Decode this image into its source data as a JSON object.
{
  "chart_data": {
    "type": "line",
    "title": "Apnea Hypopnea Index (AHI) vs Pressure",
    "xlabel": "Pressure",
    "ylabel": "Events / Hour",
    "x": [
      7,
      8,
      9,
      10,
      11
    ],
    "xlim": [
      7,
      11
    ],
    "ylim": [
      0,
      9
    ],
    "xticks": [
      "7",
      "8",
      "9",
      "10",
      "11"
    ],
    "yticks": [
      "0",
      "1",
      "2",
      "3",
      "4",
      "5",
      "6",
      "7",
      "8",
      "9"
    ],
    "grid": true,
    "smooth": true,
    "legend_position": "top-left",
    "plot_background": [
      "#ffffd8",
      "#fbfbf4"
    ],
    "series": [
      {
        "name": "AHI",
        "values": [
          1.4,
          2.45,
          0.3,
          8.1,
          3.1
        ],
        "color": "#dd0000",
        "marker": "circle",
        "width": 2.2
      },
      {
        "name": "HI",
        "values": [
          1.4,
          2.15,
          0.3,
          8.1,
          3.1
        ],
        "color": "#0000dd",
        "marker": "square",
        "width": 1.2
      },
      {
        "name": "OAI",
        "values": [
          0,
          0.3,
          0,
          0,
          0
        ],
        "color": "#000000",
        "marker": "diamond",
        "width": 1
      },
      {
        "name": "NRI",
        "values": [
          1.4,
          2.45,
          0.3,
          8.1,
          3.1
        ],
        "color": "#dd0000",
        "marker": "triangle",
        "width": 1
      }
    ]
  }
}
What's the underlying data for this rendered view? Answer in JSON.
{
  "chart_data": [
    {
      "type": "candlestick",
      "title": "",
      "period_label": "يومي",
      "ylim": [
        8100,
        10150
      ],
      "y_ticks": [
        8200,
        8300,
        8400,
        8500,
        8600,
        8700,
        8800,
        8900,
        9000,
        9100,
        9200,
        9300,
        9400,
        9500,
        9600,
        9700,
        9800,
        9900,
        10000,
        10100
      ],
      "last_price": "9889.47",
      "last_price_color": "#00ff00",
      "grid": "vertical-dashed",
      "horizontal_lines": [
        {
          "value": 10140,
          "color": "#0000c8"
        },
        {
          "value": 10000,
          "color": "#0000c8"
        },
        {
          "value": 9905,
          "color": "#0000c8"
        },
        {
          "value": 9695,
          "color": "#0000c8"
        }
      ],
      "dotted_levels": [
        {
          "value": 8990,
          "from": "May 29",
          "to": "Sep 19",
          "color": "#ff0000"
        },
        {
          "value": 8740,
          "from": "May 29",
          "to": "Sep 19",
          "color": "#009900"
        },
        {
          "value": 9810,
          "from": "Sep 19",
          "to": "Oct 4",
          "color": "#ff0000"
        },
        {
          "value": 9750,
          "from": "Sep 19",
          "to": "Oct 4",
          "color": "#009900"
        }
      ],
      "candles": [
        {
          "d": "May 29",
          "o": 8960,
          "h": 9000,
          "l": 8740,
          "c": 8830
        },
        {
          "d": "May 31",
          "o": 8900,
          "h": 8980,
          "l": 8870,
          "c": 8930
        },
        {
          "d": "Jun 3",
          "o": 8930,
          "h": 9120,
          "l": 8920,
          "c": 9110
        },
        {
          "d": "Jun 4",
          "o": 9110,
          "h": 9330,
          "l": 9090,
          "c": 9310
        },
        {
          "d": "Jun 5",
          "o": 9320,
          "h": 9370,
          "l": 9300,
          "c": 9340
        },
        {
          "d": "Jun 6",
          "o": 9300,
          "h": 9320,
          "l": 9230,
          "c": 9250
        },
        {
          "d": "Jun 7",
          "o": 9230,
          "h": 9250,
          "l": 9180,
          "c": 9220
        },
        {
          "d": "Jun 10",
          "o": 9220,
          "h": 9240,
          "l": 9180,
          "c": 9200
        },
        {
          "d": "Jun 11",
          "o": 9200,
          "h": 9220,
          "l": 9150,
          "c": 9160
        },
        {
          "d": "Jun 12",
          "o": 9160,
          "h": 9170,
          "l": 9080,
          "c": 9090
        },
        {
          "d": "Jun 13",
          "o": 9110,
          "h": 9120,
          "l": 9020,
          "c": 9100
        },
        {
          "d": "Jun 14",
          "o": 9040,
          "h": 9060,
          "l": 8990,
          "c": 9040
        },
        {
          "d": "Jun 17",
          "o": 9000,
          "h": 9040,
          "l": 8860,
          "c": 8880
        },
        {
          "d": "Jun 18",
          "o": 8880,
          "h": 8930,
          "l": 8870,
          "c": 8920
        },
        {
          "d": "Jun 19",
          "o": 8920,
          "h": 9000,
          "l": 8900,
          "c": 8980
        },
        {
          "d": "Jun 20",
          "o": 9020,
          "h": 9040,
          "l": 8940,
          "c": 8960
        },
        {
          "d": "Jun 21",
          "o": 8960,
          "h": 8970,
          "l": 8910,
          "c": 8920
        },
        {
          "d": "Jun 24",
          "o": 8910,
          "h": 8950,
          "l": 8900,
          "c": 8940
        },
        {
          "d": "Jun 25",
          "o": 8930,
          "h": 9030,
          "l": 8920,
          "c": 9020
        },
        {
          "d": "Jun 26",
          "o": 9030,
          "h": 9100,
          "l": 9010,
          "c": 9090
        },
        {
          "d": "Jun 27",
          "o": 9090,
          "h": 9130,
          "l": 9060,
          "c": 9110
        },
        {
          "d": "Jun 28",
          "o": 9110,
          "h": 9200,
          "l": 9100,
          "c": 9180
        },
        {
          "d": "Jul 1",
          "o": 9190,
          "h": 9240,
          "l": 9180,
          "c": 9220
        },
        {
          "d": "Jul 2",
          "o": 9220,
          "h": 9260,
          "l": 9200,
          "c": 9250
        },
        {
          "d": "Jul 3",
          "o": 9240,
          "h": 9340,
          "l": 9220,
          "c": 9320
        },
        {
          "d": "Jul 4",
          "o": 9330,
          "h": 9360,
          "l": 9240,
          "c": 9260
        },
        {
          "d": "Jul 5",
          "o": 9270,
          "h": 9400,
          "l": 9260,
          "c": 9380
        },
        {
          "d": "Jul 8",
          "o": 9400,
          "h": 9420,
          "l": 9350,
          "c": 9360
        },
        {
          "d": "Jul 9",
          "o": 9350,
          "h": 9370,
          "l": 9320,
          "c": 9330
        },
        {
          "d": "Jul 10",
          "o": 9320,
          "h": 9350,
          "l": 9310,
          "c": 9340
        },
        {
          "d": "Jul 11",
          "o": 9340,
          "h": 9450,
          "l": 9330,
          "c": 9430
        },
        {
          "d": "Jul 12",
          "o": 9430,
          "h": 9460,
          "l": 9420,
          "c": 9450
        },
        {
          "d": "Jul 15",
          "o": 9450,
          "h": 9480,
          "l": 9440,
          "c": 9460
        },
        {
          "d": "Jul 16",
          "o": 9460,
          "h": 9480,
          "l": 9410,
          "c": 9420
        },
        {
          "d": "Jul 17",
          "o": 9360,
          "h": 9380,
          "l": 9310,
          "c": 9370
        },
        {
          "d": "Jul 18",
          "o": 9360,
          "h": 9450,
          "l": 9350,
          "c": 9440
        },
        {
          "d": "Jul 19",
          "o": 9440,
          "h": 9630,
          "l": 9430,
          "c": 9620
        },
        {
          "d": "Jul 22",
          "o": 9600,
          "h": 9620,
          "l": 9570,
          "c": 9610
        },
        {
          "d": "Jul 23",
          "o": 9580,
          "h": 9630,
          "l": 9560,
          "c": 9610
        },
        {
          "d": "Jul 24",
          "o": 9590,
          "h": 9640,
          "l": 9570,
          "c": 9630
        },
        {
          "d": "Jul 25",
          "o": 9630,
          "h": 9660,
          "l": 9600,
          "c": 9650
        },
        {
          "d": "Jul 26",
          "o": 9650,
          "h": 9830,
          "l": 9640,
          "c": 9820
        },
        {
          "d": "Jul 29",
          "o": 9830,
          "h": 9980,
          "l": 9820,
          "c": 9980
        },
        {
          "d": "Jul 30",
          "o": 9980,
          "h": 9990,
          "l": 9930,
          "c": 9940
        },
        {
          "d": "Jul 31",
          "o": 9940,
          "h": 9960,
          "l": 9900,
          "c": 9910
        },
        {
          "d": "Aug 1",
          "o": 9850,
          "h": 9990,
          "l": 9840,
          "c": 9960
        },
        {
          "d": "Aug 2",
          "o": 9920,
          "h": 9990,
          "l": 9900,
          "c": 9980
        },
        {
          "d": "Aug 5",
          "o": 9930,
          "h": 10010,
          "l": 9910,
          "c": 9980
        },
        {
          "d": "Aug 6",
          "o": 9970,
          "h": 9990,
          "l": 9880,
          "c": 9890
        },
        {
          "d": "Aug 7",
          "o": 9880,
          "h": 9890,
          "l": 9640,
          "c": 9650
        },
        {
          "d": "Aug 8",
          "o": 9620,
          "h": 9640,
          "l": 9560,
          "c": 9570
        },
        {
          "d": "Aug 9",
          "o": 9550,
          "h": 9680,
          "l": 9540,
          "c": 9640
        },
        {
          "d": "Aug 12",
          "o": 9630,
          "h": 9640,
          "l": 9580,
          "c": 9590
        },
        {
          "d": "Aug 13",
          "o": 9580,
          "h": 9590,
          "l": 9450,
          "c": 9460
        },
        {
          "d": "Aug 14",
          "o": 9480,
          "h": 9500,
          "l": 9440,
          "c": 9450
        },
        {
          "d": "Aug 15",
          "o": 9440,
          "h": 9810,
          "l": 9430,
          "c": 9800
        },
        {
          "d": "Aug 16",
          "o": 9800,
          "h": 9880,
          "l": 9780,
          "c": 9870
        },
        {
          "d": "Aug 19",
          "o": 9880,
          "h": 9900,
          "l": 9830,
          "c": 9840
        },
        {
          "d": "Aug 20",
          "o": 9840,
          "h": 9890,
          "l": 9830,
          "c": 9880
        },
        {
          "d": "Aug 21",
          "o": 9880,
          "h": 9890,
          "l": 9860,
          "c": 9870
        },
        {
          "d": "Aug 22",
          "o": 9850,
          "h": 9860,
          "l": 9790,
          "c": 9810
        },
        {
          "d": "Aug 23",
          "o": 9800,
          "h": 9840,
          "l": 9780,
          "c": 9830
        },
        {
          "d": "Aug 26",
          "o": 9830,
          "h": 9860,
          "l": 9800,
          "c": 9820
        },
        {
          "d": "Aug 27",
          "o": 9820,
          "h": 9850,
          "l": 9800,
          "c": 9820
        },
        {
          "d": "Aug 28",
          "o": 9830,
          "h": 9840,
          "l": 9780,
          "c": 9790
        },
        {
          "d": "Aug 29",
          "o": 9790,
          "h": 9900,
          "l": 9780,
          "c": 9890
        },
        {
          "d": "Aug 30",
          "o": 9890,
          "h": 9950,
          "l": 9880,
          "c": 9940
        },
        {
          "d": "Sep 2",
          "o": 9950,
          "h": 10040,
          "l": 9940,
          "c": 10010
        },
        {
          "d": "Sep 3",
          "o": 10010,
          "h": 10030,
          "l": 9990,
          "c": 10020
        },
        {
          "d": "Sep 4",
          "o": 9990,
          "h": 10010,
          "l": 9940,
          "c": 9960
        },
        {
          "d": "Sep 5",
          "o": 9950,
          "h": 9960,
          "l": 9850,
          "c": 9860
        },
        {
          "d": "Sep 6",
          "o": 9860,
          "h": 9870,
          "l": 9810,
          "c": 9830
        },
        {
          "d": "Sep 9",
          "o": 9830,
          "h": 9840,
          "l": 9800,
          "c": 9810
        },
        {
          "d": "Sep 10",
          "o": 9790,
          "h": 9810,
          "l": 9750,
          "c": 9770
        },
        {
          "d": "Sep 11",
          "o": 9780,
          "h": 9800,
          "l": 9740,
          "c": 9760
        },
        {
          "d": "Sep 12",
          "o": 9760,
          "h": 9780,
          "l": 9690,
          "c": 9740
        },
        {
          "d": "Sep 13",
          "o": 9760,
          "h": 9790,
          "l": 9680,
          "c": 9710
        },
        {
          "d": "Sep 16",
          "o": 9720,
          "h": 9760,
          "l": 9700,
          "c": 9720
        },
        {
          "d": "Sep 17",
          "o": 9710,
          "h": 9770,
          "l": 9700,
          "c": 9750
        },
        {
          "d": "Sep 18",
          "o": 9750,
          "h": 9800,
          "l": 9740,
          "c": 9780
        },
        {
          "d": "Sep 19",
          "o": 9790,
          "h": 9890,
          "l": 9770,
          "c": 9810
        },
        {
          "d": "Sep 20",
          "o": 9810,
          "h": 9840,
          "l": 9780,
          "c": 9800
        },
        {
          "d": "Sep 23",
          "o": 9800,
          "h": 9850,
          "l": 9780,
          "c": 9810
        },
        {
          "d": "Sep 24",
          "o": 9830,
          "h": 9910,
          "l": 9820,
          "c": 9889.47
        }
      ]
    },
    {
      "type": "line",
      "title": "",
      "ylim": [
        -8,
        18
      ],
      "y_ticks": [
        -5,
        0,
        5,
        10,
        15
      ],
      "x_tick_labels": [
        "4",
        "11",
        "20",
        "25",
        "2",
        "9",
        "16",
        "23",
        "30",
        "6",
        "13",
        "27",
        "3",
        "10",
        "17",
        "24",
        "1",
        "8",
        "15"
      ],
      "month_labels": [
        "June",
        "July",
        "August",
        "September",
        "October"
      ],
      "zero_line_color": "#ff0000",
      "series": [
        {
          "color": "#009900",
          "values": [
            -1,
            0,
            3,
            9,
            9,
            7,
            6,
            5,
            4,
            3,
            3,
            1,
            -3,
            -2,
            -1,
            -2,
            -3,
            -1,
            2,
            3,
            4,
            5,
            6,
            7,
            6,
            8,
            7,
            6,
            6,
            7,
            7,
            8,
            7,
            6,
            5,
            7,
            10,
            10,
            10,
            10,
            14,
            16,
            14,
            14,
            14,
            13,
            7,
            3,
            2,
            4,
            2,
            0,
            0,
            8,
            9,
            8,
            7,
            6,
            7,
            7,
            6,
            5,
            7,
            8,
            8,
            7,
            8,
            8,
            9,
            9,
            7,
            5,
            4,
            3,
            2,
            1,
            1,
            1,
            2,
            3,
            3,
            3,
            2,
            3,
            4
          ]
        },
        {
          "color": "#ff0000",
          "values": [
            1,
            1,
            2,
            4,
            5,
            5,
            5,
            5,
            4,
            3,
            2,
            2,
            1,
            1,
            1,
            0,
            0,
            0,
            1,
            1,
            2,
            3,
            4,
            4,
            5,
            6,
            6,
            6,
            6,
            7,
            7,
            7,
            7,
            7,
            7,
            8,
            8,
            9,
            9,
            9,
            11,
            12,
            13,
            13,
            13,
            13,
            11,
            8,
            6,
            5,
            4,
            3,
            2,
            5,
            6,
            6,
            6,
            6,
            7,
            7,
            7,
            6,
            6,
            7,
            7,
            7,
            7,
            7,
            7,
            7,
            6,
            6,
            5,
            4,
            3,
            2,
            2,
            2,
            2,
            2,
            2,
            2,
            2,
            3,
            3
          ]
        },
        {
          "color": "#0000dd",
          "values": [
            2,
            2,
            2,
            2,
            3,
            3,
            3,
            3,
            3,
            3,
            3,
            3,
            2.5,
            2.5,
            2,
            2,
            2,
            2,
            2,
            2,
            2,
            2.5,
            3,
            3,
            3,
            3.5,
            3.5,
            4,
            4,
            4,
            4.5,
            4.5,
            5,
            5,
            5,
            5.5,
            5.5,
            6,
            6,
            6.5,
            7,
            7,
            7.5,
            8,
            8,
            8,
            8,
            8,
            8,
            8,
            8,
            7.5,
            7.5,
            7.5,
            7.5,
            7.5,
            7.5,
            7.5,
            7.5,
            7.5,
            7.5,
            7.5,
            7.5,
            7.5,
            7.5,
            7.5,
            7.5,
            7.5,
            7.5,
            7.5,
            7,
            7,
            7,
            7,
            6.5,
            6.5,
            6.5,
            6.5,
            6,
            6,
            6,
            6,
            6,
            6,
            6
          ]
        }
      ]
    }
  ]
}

### SHORT TASK
Read through the data and copy every line where "this" shows up.

### WRITTEN RESPONSE
Decode this image into its source data as a JSON object.
What's the underlying data for this rendered view? Answer in JSON.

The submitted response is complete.